** Exercise inputs **
===============

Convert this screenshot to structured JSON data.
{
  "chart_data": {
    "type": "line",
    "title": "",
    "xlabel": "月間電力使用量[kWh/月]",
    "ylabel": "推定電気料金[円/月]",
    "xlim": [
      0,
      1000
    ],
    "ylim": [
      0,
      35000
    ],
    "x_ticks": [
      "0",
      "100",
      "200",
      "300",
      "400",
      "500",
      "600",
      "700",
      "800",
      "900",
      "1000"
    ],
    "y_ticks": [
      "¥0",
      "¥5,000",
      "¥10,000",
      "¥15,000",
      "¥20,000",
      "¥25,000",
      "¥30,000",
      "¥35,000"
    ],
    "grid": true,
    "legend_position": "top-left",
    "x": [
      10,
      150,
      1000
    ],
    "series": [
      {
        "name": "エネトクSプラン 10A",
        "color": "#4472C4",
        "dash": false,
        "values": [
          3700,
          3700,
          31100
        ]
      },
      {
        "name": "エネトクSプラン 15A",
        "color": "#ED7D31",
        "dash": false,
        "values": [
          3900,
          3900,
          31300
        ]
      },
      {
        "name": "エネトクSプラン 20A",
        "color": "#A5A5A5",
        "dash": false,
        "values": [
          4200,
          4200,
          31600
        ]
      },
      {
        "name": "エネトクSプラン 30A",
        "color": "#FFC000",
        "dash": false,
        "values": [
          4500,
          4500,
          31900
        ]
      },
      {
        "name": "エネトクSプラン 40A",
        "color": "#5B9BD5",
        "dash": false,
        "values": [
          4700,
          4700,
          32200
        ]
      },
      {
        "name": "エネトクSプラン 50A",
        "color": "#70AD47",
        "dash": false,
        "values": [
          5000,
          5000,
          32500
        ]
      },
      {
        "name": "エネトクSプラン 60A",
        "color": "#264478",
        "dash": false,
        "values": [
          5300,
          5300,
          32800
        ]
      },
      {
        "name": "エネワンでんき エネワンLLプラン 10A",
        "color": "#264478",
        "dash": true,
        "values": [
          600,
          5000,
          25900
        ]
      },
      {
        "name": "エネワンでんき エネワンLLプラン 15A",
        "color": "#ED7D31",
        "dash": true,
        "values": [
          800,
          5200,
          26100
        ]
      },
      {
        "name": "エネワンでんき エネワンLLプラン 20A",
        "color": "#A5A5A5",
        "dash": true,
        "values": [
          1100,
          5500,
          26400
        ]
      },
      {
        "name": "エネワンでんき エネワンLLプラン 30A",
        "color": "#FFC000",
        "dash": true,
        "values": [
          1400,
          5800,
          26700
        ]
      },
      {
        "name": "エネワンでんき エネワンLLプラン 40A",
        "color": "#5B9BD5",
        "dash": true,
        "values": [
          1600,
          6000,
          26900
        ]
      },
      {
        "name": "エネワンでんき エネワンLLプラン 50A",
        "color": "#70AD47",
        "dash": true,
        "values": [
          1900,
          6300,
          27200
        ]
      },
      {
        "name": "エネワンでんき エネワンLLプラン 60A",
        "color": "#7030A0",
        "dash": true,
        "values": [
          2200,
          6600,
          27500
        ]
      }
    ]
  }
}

===============

** Aim of the exercise **
Transcribe the whole listing exactly.

** Response to this task **
Convert this screenshot to structured JSON data.
{
  "chart_data": {
    "type": "line",
    "title": "",
    "xlabel": "月間電力使用量[kWh/月]",
    "ylabel": "推定電気料金[円/月]",
    "xlim": [
      0,
      1000
    ],
    "ylim": [
      0,
      35000
    ],
    "x_ticks": [
      "0",
      "100",
      "200",
      "300",
      "400",
      "500",
      "600",
      "700",
      "800",
      "900",
      "1000"
    ],
    "y_ticks": [
      "¥0",
      "¥5,000",
      "¥10,000",
      "¥15,000",
      "¥20,000",
      "¥25,000",
      "¥30,000",
      "¥35,000"
    ],
    "grid": true,
    "legend_position": "top-left",
    "x": [
      10,
      150,
      1000
    ],
    "series": [
      {
        "name": "エネトクSプラン 10A",
        "color": "#4472C4",
        "dash": false,
        "values": [
          3700,
          3700,
          31100
        ]
      },
      {
        "name": "エネトクSプラン 15A",
        "color": "#ED7D31",
        "dash": false,
        "values": [
          3900,
          3900,
          31300
        ]
      },
      {
        "name": "エネトクSプラン 20A",
        "color": "#A5A5A5",
        "dash": false,
        "values": [
          4200,
          4200,
          31600
        ]
      },
      {
        "name": "エネトクSプラン 30A",
        "color": "#FFC000",
        "dash": false,
        "values": [
          4500,
          4500,
          31900
        ]
      },
      {
        "name": "エネトクSプラン 40A",
        "color": "#5B9BD5",
        "dash": false,
        "values": [
          4700,
          4700,
          32200
        ]
      },
      {
        "name": "エネトクSプラン 50A",
        "color": "#70AD47",
        "dash": false,
        "values": [
          5000,
          5000,
          32500
        ]
      },
      {
        "name": "エネトクSプラン 60A",
        "color": "#264478",
        "dash": false,
        "values": [
          5300,
          5300,
          32800
        ]
      },
      {
        "name": "エネワンでんき エネワンLLプラン 10A",
        "color": "#264478",
        "dash": true,
        "values": [
          600,
          5000,
          25900
        ]
      },
      {
        "name": "エネワンでんき エネワンLLプラン 15A",
        "color": "#ED7D31",
        "dash": true,
        "values": [
          800,
          5200,
          26100
        ]
      },
      {
        "name": "エネワンでんき エネワンLLプラン 20A",
        "color": "#A5A5A5",
        "dash": true,
        "values": [
          1100,
          5500,
          26400
        ]
      },
      {
        "name": "エネワンでんき エネワンLLプラン 30A",
        "color": "#FFC000",
        "dash": true,
        "values": [
          1400,
          5800,
          26700
        ]
      },
      {
        "name": "エネワンでんき エネワンLLプラン 40A",
        "color": "#5B9BD5",
        "dash": true,
        "values": [
          1600,
          6000,
          26900
        ]
      },
      {
        "name": "エネワンでんき エネワンLLプラン 50A",
        "color": "#70AD47",
        "dash": true,
        "values": [
          1900,
          6300,
          27200
        ]
      },
      {
        "name": "エネワンでんき エネワンLLプラン 60A",
        "color": "#7030A0",
        "dash": true,
        "values": [
          2200,
          6600,
          27500
        ]
      }
    ]
  }
}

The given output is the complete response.